▶ **Directions**: Find the lines holding the word "this" and collect them.

▶ **Dataset content**:

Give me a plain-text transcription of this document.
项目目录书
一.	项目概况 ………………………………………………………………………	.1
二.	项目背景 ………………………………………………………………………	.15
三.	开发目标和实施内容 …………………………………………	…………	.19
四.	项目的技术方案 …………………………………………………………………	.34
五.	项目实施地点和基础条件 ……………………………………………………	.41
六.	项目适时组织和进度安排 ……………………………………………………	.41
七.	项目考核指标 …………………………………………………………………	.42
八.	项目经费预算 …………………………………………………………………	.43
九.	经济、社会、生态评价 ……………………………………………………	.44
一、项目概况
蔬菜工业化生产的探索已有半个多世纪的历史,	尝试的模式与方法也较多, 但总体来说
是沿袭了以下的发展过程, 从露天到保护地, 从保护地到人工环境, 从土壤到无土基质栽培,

==

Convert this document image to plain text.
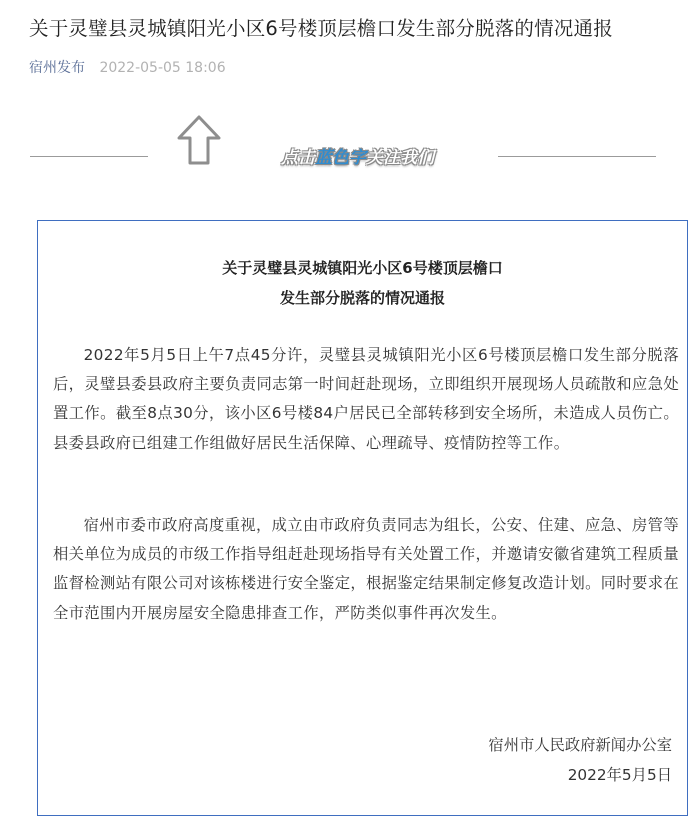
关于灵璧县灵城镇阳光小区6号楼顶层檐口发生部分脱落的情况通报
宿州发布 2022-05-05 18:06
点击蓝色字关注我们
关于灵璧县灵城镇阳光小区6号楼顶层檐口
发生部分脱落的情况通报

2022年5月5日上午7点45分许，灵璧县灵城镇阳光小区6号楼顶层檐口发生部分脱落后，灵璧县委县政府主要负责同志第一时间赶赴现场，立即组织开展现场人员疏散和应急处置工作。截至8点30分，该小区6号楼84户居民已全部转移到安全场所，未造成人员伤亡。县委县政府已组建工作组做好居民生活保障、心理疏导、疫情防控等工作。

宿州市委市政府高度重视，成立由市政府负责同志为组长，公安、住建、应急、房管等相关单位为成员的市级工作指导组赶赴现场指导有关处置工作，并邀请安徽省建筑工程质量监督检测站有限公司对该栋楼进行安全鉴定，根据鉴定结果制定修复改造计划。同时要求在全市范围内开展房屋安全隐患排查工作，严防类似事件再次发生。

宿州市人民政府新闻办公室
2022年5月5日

▶ **Result**:
Give me a plain-text transcription of this document.
Convert this document image to plain text.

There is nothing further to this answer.